─── TEXT ───
Der Versuch scheiterte kläglich. Kein Konzern interessierte sich für die teure, aber wenig zukunftsgewandte Entwicklung: Der winzige Zwei-Zylinder-Motor - ohne variable Ventilsteuerung, ohne Benzin Direkteinspritzung - versprach keinen Markterfolg.
Dennoch tingelten Greenpeaceler jahrelang mit dem Smile über Automobilmessen und andere Präsentationen, vergeudeten Fördergelder und Energien der Mitarbeiter.
"Der Smile hat etwas demonstriert, was ohnehin alle Welt weiß: dass der Benzinverbrauch unserer Autos ohne Komfortverlust halbiert werden kann", sagt ein Aufsichtsrat von Greenpeace Deutschland.
───
**KURZE ÜBUNG A**: Gib die Zeilen der Auflistung unverändert wieder, beginnend mit ihrer ersten Zeile und endend mit der Zeile, die "facilities-label: 設 備: [863, 507, 915, 569]" enthält.
─── GEZEIGTE AUFLISTUNG ───
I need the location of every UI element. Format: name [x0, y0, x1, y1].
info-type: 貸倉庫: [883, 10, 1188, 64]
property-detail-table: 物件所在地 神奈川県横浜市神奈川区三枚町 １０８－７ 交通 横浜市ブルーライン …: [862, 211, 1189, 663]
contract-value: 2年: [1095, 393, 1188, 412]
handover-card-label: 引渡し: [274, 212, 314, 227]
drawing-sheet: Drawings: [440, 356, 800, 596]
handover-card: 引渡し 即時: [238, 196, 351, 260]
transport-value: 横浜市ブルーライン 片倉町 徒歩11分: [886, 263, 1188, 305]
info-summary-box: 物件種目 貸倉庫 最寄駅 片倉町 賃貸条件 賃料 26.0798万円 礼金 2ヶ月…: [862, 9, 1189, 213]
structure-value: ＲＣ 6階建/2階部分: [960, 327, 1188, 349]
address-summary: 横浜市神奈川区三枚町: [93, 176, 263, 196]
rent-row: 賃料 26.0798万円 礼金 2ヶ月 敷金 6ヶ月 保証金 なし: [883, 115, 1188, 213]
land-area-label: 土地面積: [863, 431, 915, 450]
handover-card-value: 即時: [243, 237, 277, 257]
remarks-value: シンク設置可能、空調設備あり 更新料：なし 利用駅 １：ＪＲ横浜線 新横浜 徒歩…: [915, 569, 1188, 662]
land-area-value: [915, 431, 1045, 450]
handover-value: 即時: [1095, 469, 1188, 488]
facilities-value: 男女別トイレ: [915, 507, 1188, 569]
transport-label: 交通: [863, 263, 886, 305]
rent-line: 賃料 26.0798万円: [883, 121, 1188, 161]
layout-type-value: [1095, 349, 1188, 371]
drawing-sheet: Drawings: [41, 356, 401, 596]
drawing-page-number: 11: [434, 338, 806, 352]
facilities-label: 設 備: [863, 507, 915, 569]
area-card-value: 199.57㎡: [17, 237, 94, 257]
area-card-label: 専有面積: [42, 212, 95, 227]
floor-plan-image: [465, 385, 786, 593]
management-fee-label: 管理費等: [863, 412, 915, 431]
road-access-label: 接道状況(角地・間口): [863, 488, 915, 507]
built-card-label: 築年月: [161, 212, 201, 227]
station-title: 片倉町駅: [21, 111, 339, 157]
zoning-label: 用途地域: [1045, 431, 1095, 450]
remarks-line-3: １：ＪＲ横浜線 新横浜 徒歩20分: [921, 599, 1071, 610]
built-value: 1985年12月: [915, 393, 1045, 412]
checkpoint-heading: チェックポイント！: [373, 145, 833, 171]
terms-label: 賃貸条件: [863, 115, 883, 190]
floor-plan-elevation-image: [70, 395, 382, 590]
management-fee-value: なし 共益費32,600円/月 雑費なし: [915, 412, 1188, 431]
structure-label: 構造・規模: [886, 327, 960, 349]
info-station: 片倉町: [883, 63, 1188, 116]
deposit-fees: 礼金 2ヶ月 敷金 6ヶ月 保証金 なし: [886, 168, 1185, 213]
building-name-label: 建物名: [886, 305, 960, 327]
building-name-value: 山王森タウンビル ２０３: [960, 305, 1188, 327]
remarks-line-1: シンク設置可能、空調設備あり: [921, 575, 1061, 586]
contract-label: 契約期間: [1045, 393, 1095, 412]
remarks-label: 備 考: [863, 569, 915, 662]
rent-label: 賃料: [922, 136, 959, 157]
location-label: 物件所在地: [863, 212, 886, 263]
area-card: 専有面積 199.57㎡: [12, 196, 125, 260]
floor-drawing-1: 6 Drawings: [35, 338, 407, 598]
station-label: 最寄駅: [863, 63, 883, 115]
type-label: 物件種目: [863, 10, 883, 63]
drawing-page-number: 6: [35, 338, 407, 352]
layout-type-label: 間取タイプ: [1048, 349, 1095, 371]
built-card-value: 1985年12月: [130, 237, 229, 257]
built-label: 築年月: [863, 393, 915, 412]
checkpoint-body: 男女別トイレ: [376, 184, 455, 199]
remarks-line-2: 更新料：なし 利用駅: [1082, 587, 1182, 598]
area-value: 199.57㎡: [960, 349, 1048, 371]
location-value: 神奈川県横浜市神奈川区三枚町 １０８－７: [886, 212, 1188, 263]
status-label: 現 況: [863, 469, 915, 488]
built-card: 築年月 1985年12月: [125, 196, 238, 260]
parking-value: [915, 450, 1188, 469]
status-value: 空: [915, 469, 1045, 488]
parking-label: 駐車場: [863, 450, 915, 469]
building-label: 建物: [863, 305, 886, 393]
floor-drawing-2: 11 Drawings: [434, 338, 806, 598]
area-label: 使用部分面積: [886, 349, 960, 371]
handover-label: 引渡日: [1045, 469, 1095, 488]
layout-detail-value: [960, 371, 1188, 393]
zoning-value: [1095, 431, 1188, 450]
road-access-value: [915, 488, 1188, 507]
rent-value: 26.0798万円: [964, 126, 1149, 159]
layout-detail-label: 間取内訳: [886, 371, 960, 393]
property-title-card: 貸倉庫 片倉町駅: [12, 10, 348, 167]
───
**KURZE ÜBUNG B**: Schreibe den Text über den Smile von Greenpeace im Anschluss an seinen letzten Satz weiter.

**ANTWORT ZUR AUFGABE A**:
I need the location of every UI element. Format: name [x0, y0, x1, y1].
info-type: 貸倉庫: [883, 10, 1188, 64]
property-detail-table: 物件所在地 神奈川県横浜市神奈川区三枚町 １０８－７ 交通 横浜市ブルーライン …: [862, 211, 1189, 663]
contract-value: 2年: [1095, 393, 1188, 412]
handover-card-label: 引渡し: [274, 212, 314, 227]
drawing-sheet: Drawings: [440, 356, 800, 596]
handover-card: 引渡し 即時: [238, 196, 351, 260]
transport-value: 横浜市ブルーライン 片倉町 徒歩11分: [886, 263, 1188, 305]
info-summary-box: 物件種目 貸倉庫 最寄駅 片倉町 賃貸条件 賃料 26.0798万円 礼金 2ヶ月…: [862, 9, 1189, 213]
structure-value: ＲＣ 6階建/2階部分: [960, 327, 1188, 349]
address-summary: 横浜市神奈川区三枚町: [93, 176, 263, 196]
rent-row: 賃料 26.0798万円 礼金 2ヶ月 敷金 6ヶ月 保証金 なし: [883, 115, 1188, 213]
land-area-label: 土地面積: [863, 431, 915, 450]
handover-card-value: 即時: [243, 237, 277, 257]
remarks-value: シンク設置可能、空調設備あり 更新料：なし 利用駅 １：ＪＲ横浜線 新横浜 徒歩…: [915, 569, 1188, 662]
land-area-value: [915, 431, 1045, 450]
handover-value: 即時: [1095, 469, 1188, 488]
facilities-value: 男女別トイレ: [915, 507, 1188, 569]
transport-label: 交通: [863, 263, 886, 305]
rent-line: 賃料 26.0798万円: [883, 121, 1188, 161]
layout-type-value: [1095, 349, 1188, 371]
drawing-sheet: Drawings: [41, 356, 401, 596]
drawing-page-number: 11: [434, 338, 806, 352]
facilities-label: 設 備: [863, 507, 915, 569]

**ANTWORT ZUR AUFGABE B**:
Die verunglückte Smile-Aktion verdeutlicht, in welchem Dilemma Greenpeace steckt: Die Strategie, mit positiven Beispielen die Bevölkerung zum Umdenken zu bewegen, greift nicht. Ein Drei-Liter-Auto emotionalisiert die Menschen nicht. Es gibt weder Anlass zur Freude noch zum Verdruss. Demzufolge finden solche Projekte auch kaum Niederschlag in den Medien.
Doch Greenpeace bleibt keine Alternative. Es macht immer seltener Sinn, dass junge Männer und Frauen Fabrikschlote erstürmen oder in Schlauchbooten ihr Leben riskieren. In den westlichen Industrieländern finden sich nur noch wenige Anlässe für spektakuläre Aktionen.
Der Grund: Umweltskandale sind in Westeuropa selten geworden. Viele Unternehmen wissen, dass der behutsame Umgang mit natürlichen Ressourcen meist Geld spart und das Image fördert.
Eine paradoxe Situation: Je näher Greenpeace dem selbst gesteckten Ziel kommt, das ökologische Denken und Handeln in möglichst vielen Bereichen zu etablieren, desto mehr schrumpft der eigene Aktionsradius.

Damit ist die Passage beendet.